# Exercise goal
Copy each line in which the string "pairwise" occurs.

# Dataset extract
^^^^^^^^

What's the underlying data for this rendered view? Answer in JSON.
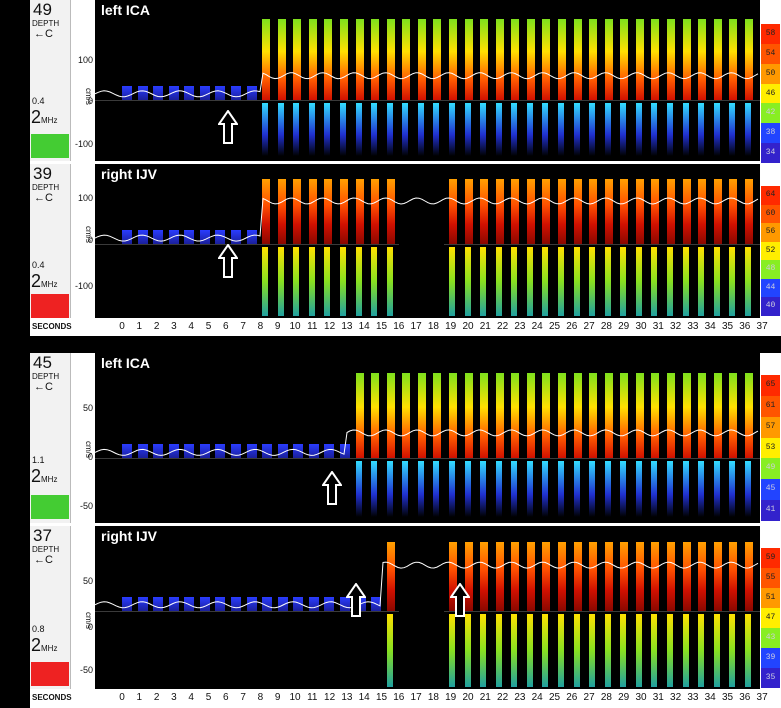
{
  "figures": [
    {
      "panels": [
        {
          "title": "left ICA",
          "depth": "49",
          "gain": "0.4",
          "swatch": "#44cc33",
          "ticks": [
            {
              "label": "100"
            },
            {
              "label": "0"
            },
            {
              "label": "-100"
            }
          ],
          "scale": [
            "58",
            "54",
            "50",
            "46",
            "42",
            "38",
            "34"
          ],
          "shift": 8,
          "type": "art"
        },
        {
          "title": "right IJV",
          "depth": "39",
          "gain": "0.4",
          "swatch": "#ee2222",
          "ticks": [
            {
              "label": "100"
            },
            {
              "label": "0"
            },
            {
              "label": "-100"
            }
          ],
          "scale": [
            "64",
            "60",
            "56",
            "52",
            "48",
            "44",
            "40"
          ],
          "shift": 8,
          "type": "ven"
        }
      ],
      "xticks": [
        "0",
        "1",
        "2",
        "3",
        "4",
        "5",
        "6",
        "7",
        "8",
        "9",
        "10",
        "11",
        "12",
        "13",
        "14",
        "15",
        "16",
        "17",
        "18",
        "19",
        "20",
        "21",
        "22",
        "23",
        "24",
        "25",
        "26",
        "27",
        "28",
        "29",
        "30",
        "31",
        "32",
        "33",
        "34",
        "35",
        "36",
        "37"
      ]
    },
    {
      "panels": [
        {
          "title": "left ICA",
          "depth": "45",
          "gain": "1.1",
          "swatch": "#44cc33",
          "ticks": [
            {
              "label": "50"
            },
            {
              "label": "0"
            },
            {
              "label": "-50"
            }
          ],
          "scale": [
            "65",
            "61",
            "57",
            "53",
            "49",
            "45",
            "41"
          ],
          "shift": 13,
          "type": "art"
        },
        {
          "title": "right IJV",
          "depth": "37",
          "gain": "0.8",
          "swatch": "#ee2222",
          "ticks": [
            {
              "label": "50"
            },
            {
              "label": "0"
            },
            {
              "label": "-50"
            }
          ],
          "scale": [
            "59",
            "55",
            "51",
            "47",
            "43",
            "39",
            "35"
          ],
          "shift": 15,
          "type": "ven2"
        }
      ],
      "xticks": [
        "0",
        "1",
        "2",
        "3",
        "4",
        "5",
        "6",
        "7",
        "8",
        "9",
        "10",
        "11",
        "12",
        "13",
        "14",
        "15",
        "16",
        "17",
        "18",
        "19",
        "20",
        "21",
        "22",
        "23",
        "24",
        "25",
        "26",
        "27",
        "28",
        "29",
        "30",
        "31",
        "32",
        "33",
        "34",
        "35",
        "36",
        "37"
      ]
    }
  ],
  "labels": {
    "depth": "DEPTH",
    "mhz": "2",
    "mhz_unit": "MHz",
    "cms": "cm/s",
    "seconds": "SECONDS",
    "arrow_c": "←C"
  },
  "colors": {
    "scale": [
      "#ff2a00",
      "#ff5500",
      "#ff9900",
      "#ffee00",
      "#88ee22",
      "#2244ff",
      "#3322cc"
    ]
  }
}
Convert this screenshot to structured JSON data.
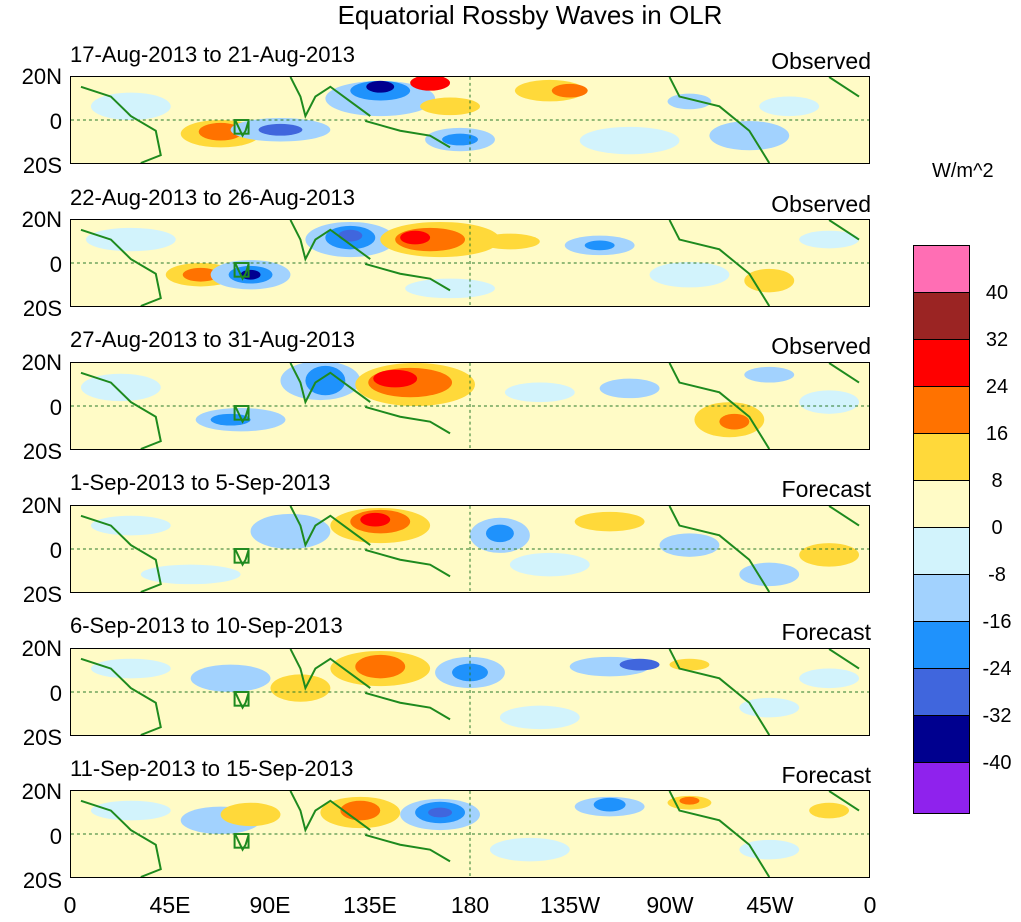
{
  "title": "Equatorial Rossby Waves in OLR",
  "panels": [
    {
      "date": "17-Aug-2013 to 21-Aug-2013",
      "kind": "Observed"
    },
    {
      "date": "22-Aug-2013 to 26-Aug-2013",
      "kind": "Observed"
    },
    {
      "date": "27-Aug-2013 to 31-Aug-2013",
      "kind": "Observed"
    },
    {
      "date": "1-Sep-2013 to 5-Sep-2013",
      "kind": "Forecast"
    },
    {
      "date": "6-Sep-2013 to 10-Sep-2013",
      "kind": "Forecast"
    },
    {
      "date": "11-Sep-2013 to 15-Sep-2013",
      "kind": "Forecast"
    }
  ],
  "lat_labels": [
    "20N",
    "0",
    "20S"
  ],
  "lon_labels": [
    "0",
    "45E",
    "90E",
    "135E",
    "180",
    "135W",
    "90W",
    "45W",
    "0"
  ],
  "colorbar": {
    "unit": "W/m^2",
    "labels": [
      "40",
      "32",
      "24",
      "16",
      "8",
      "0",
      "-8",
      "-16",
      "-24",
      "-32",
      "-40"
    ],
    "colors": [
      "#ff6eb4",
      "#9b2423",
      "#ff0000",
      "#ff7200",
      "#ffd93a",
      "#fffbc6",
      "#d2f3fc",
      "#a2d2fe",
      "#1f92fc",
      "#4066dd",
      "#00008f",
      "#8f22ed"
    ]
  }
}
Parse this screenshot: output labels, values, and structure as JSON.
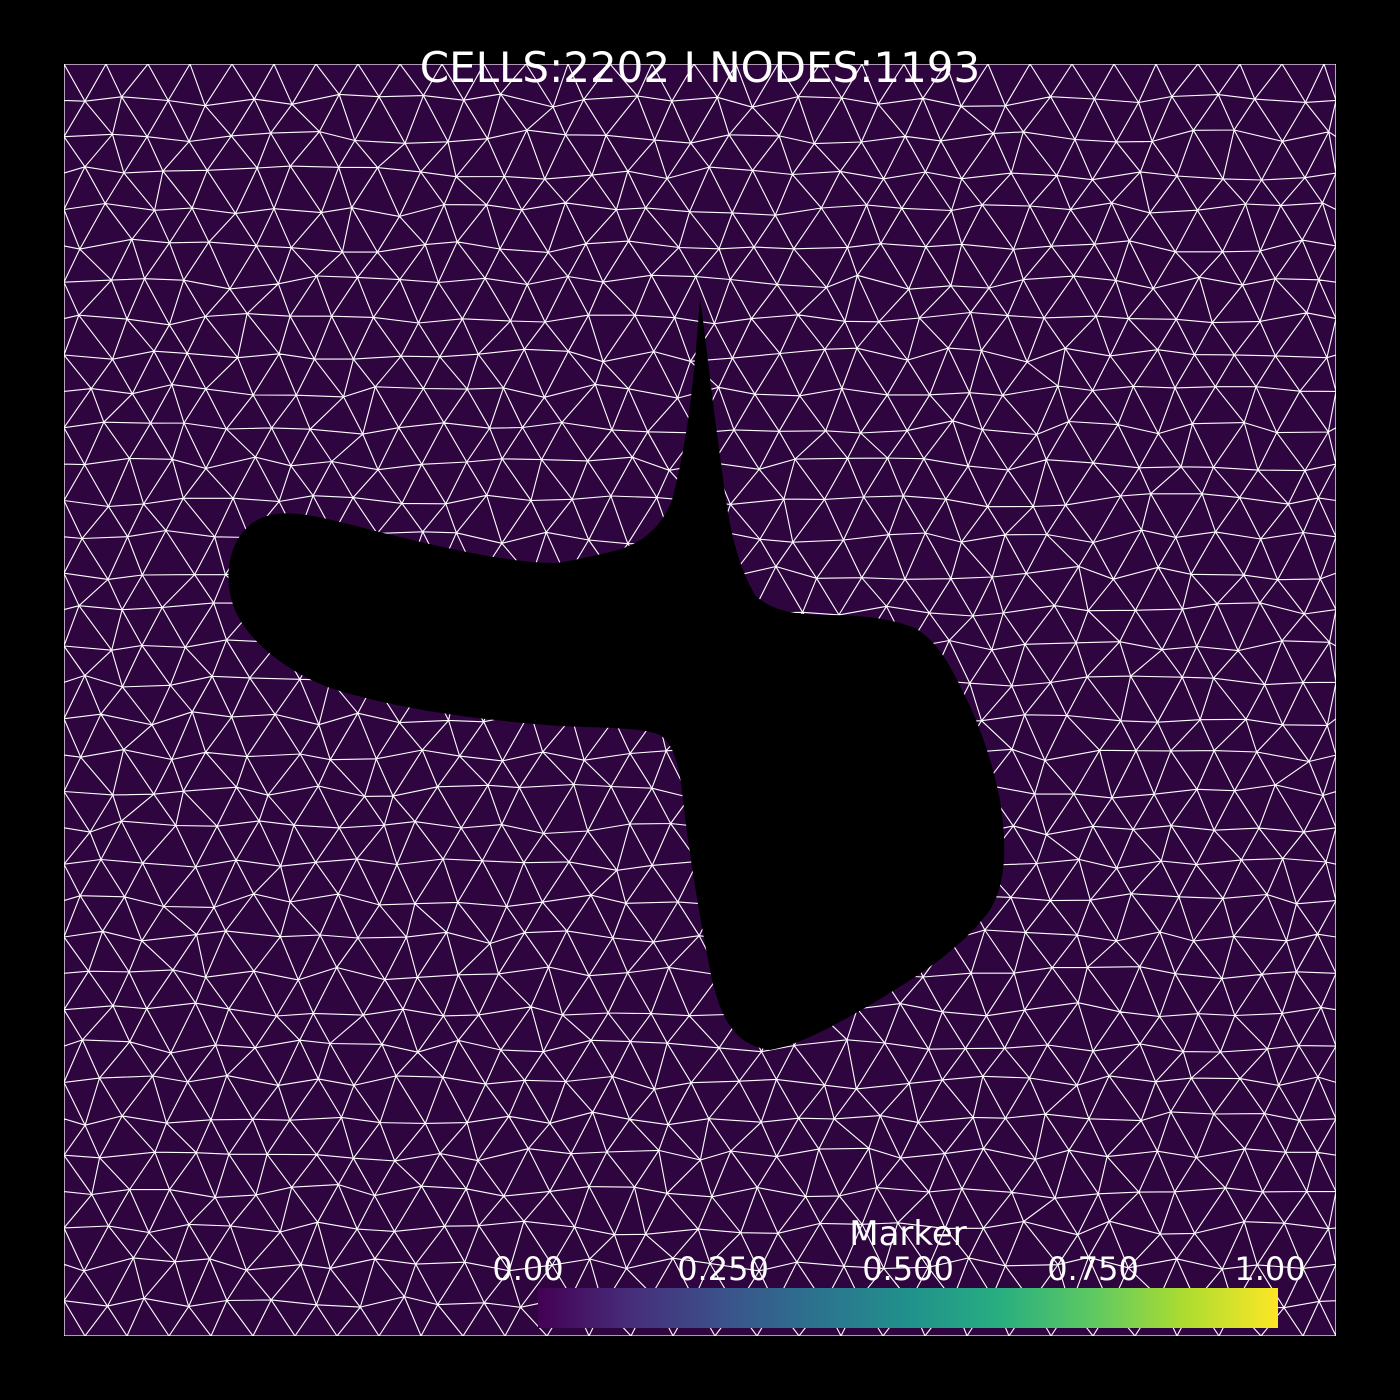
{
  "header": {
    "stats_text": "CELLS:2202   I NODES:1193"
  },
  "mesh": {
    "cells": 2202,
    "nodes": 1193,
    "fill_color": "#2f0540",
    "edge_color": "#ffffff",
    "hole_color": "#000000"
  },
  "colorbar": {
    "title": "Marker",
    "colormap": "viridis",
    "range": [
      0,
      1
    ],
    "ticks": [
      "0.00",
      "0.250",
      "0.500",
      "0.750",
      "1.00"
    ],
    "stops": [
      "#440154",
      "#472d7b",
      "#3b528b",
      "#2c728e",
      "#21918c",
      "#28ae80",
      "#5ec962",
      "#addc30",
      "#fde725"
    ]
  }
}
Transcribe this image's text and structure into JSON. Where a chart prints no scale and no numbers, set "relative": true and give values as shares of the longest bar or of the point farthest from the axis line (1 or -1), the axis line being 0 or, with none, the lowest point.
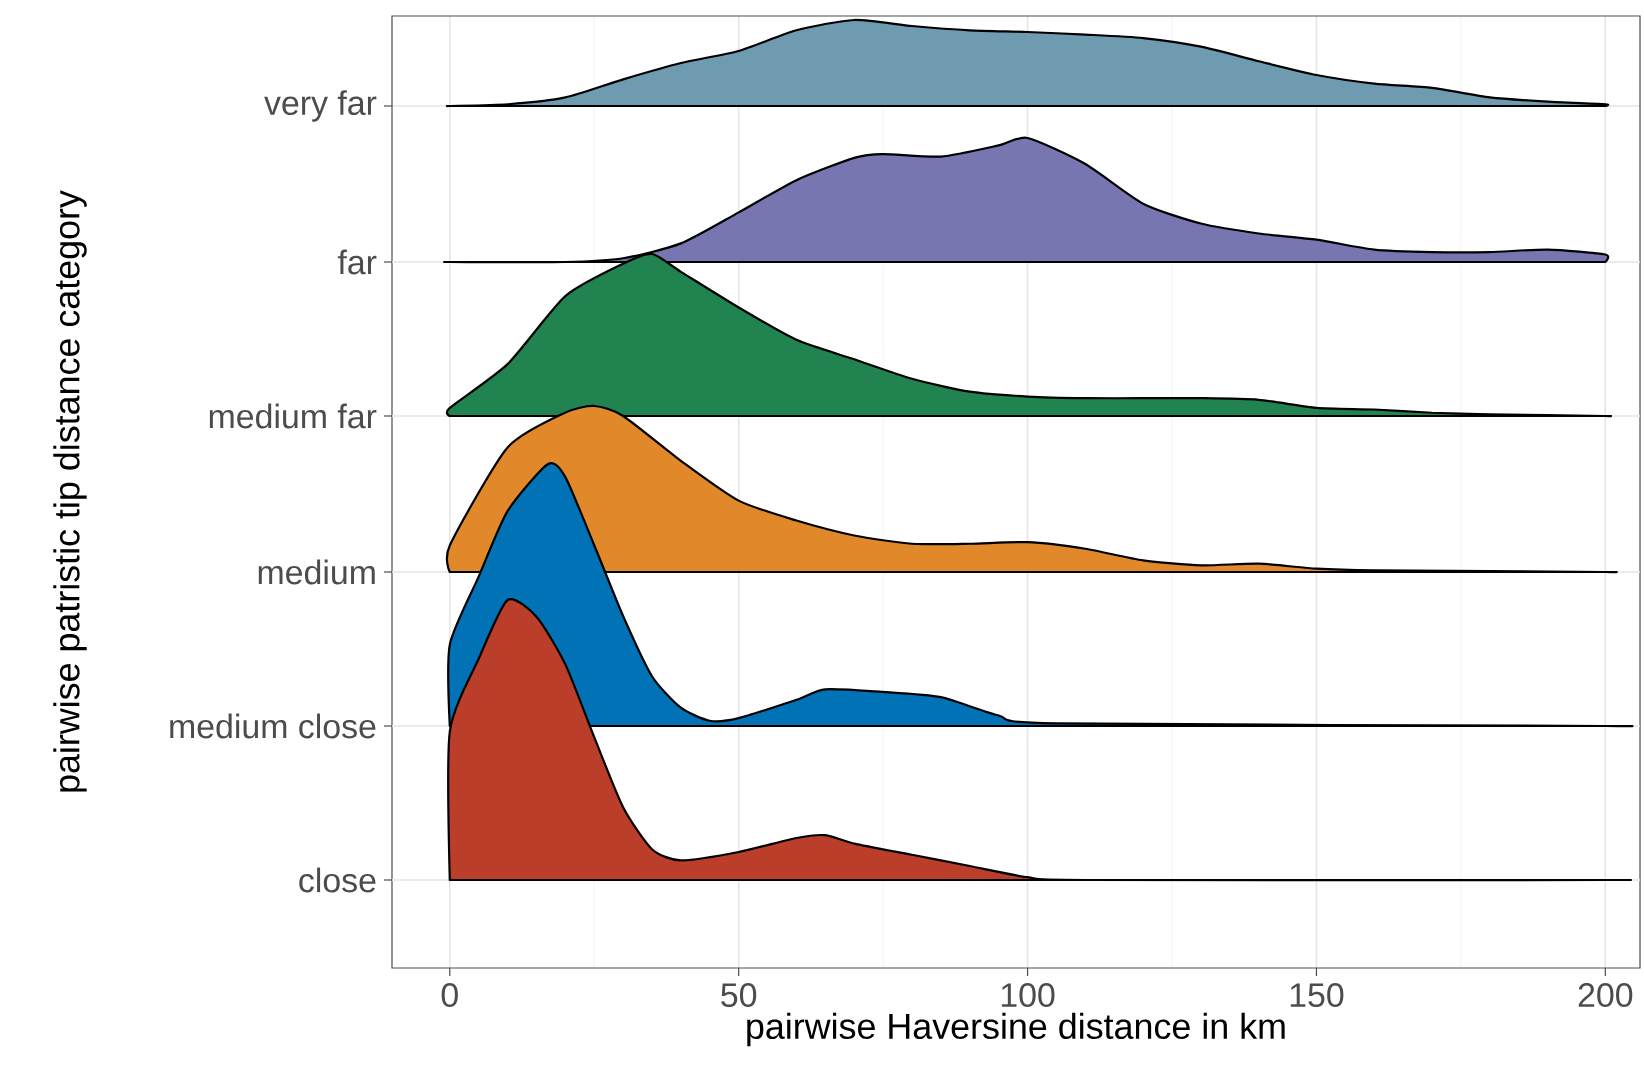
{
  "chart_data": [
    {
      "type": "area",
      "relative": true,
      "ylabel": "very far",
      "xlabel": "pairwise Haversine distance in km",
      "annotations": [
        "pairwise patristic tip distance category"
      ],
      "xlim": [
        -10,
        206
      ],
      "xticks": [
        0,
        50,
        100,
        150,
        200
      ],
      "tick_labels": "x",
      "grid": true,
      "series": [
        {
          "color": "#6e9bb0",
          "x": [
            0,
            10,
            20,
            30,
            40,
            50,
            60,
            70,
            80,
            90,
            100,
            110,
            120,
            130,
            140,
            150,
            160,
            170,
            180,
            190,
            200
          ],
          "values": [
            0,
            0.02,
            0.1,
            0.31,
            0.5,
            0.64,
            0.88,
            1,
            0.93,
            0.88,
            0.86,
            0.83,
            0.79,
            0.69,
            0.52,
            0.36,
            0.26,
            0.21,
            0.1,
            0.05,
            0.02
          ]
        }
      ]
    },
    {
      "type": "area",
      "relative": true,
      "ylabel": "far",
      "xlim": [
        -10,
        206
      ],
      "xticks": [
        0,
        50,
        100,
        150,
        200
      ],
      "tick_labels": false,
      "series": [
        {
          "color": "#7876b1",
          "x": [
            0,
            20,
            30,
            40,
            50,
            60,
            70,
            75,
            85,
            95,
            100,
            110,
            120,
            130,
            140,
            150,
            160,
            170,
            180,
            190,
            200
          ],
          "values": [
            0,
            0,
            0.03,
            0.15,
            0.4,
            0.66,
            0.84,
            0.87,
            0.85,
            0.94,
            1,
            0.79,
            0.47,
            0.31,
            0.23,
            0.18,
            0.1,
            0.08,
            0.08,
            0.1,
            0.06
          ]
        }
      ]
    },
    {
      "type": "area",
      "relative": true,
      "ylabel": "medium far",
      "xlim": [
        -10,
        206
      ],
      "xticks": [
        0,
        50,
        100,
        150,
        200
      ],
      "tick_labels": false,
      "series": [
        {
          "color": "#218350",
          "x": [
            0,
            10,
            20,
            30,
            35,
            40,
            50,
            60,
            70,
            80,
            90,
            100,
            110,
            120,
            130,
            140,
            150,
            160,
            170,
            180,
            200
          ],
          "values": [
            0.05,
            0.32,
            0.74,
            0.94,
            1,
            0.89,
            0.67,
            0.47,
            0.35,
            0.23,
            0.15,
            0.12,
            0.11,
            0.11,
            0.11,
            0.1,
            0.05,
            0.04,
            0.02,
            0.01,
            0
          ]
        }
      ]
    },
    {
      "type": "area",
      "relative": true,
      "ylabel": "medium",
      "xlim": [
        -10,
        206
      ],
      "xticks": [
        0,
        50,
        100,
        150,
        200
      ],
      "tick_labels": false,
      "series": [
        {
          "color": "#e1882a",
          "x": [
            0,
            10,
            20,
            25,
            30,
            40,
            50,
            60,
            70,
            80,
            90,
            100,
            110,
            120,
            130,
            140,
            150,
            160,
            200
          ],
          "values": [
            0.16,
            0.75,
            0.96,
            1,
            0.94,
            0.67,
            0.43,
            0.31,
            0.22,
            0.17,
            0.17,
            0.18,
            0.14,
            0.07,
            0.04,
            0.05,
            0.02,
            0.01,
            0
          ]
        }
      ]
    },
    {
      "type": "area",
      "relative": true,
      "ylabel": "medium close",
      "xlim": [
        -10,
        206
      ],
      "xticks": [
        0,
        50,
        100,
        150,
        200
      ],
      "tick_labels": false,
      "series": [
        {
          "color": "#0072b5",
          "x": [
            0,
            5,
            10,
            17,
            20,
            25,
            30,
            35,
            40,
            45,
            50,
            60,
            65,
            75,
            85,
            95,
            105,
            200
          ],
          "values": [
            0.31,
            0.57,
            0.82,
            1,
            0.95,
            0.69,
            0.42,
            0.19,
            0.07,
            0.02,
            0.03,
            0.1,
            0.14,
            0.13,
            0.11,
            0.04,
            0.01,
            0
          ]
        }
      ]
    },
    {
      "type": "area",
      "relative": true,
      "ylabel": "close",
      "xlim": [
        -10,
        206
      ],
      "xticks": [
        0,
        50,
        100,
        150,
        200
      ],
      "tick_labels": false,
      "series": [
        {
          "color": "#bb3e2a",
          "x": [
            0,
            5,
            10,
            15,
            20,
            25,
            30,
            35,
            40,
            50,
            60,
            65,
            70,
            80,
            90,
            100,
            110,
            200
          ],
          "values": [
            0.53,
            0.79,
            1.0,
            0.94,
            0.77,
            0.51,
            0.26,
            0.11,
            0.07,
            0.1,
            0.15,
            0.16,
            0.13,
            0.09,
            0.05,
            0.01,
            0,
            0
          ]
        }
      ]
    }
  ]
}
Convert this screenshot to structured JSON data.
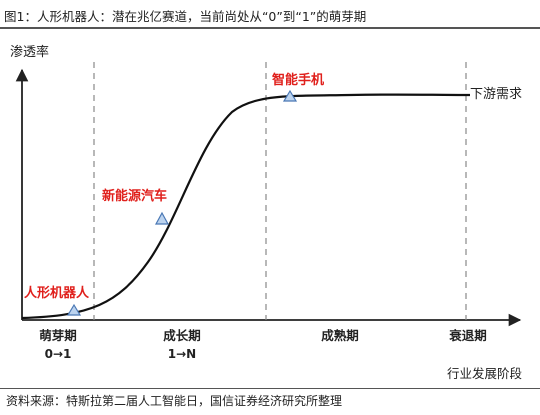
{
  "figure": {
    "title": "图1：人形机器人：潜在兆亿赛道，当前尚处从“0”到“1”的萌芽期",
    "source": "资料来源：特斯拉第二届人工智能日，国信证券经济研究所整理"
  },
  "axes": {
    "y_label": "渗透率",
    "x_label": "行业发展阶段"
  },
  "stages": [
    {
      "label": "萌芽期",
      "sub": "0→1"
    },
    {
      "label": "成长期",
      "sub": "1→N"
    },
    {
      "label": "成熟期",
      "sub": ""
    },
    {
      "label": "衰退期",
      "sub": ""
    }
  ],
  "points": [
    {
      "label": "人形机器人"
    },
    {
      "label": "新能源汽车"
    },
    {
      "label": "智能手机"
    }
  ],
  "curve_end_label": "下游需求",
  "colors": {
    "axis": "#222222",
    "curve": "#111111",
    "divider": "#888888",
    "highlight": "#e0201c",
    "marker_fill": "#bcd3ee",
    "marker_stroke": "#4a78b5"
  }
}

^^^^^^^^

# Solution to this exercise
      "xlabel": "pairwise Haversine distance in km",
        "pairwise patristic tip distance category"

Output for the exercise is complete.